■ Your goal:
Print out the entries below with no edits.

[Stored items from a collection]
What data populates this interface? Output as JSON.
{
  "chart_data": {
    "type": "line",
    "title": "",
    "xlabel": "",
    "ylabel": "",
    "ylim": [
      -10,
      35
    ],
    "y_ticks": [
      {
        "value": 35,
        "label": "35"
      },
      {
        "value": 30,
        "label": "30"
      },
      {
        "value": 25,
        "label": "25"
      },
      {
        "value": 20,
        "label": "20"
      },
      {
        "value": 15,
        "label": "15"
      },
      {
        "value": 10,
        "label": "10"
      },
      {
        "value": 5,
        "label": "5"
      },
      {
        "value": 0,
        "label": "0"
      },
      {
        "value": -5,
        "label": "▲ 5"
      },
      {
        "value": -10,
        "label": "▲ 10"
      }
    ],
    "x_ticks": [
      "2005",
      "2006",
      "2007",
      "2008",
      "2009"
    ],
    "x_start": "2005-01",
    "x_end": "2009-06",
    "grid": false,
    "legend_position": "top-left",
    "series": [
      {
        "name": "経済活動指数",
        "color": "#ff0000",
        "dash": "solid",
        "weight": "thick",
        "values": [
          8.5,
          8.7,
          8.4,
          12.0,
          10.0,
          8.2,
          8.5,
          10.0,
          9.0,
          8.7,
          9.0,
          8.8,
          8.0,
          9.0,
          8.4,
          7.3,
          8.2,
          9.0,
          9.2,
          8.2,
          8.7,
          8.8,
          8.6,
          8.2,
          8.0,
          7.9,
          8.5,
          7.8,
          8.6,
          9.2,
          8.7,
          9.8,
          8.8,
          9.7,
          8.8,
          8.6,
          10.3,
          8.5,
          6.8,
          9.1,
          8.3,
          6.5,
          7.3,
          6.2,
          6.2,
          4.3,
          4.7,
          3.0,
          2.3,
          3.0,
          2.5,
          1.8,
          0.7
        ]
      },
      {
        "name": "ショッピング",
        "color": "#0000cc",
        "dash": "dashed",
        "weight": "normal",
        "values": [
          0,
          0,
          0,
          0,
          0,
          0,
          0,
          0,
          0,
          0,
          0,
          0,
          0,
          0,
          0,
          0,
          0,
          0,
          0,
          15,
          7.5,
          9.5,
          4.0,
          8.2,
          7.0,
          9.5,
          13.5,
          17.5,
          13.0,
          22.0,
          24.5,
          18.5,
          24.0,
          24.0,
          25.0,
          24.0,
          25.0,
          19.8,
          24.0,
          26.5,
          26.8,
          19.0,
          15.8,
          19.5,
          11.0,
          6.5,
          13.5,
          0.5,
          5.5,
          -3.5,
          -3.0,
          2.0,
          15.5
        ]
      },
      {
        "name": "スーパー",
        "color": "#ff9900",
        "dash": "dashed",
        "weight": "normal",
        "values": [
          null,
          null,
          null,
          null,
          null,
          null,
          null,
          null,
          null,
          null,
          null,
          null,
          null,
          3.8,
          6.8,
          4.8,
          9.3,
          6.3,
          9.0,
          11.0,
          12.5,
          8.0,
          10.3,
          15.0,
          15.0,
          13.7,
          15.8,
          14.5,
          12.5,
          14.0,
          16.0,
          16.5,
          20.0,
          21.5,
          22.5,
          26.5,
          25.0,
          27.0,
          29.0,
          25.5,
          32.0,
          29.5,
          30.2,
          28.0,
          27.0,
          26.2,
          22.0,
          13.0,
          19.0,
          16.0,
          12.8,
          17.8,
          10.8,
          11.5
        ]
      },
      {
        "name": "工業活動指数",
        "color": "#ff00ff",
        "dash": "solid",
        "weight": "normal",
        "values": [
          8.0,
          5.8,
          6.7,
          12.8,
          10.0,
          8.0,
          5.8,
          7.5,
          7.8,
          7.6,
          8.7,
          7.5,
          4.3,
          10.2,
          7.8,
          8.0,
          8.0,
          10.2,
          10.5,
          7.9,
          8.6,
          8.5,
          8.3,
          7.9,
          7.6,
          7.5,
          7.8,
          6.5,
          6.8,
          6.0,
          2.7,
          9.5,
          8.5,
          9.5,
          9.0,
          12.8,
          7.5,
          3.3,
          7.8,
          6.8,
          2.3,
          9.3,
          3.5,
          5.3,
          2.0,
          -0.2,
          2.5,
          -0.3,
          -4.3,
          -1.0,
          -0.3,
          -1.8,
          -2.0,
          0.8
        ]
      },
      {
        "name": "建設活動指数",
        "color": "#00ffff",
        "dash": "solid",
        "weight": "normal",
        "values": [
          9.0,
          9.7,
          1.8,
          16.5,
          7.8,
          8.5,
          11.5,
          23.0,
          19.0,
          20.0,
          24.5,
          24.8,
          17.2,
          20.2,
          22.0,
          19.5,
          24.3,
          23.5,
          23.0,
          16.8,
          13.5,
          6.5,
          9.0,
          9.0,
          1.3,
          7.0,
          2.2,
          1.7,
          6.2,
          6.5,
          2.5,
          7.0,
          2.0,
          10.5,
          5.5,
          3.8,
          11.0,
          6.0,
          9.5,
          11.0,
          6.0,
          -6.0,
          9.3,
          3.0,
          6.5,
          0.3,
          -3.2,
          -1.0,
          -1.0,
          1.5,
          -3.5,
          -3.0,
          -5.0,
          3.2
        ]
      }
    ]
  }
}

■ Exercise result:
What data populates this interface? Output as JSON.
{
  "chart_data": {
    "type": "line",
    "title": "",
    "xlabel": "",
    "ylabel": "",
    "ylim": [
      -10,
      35
    ],
    "y_ticks": [
      {
        "value": 35,
        "label": "35"
      },
      {
        "value": 30,
        "label": "30"
      },
      {
        "value": 25,
        "label": "25"
      },
      {
        "value": 20,
        "label": "20"
      },
      {
        "value": 15,
        "label": "15"
      },
      {
        "value": 10,
        "label": "10"
      },
      {
        "value": 5,
        "label": "5"
      },
      {
        "value": 0,
        "label": "0"
      },
      {
        "value": -5,
        "label": "▲ 5"
      },
      {
        "value": -10,
        "label": "▲ 10"
      }
    ],
    "x_ticks": [
      "2005",
      "2006",
      "2007",
      "2008",
      "2009"
    ],
    "x_start": "2005-01",
    "x_end": "2009-06",
    "grid": false,
    "legend_position": "top-left",
    "series": [
      {
        "name": "経済活動指数",
        "color": "#ff0000",
        "dash": "solid",
        "weight": "thick",
        "values": [
          8.5,
          8.7,
          8.4,
          12.0,
          10.0,
          8.2,
          8.5,
          10.0,
          9.0,
          8.7,
          9.0,
          8.8,
          8.0,
          9.0,
          8.4,
          7.3,
          8.2,
          9.0,
          9.2,
          8.2,
          8.7,
          8.8,
          8.6,
          8.2,
          8.0,
          7.9,
          8.5,
          7.8,
          8.6,
          9.2,
          8.7,
          9.8,
          8.8,
          9.7,
          8.8,
          8.6,
          10.3,
          8.5,
          6.8,
          9.1,
          8.3,
          6.5,
          7.3,
          6.2,
          6.2,
          4.3,
          4.7,
          3.0,
          2.3,
          3.0,
          2.5,
          1.8,
          0.7
        ]
      },
      {
        "name": "ショッピング",
        "color": "#0000cc",
        "dash": "dashed",
        "weight": "normal",
        "values": [
          0,
          0,
          0,
          0,
          0,
          0,
          0,
          0,
          0,
          0,
          0,
          0,
          0,
          0,
          0,
          0,
          0,
          0,
          0,
          15,
          7.5,
          9.5,
          4.0,
          8.2,
          7.0,
          9.5,
          13.5,
          17.5,
          13.0,
          22.0,
          24.5,
          18.5,
          24.0,
          24.0,
          25.0,
          24.0,
          25.0,
          19.8,
          24.0,
          26.5,
          26.8,
          19.0,
          15.8,
          19.5,
          11.0,
          6.5,
          13.5,
          0.5,
          5.5,
          -3.5,
          -3.0,
          2.0,
          15.5
        ]
      },
      {
        "name": "スーパー",
        "color": "#ff9900",
        "dash": "dashed",
        "weight": "normal",
        "values": [
          null,
          null,
          null,
          null,
          null,
          null,
          null,
          null,
          null,
          null,
          null,
          null,
          null,
          3.8,
          6.8,
          4.8,
          9.3,
          6.3,
          9.0,
          11.0,
          12.5,
          8.0,
          10.3,
          15.0,
          15.0,
          13.7,
          15.8,
          14.5,
          12.5,
          14.0,
          16.0,
          16.5,
          20.0,
          21.5,
          22.5,
          26.5,
          25.0,
          27.0,
          29.0,
          25.5,
          32.0,
          29.5,
          30.2,
          28.0,
          27.0,
          26.2,
          22.0,
          13.0,
          19.0,
          16.0,
          12.8,
          17.8,
          10.8,
          11.5
        ]
      },
      {
        "name": "工業活動指数",
        "color": "#ff00ff",
        "dash": "solid",
        "weight": "normal",
        "values": [
          8.0,
          5.8,
          6.7,
          12.8,
          10.0,
          8.0,
          5.8,
          7.5,
          7.8,
          7.6,
          8.7,
          7.5,
          4.3,
          10.2,
          7.8,
          8.0,
          8.0,
          10.2,
          10.5,
          7.9,
          8.6,
          8.5,
          8.3,
          7.9,
          7.6,
          7.5,
          7.8,
          6.5,
          6.8,
          6.0,
          2.7,
          9.5,
          8.5,
          9.5,
          9.0,
          12.8,
          7.5,
          3.3,
          7.8,
          6.8,
          2.3,
          9.3,
          3.5,
          5.3,
          2.0,
          -0.2,
          2.5,
          -0.3,
          -4.3,
          -1.0,
          -0.3,
          -1.8,
          -2.0,
          0.8
        ]
      },
      {
        "name": "建設活動指数",
        "color": "#00ffff",
        "dash": "solid",
        "weight": "normal",
        "values": [
          9.0,
          9.7,
          1.8,
          16.5,
          7.8,
          8.5,
          11.5,
          23.0,
          19.0,
          20.0,
          24.5,
          24.8,
          17.2,
          20.2,
          22.0,
          19.5,
          24.3,
          23.5,
          23.0,
          16.8,
          13.5,
          6.5,
          9.0,
          9.0,
          1.3,
          7.0,
          2.2,
          1.7,
          6.2,
          6.5,
          2.5,
          7.0,
          2.0,
          10.5,
          5.5,
          3.8,
          11.0,
          6.0,
          9.5,
          11.0,
          6.0,
          -6.0,
          9.3,
          3.0,
          6.5,
          0.3,
          -3.2,
          -1.0,
          -1.0,
          1.5,
          -3.5,
          -3.0,
          -5.0,
          3.2
        ]
      }
    ]
  }
}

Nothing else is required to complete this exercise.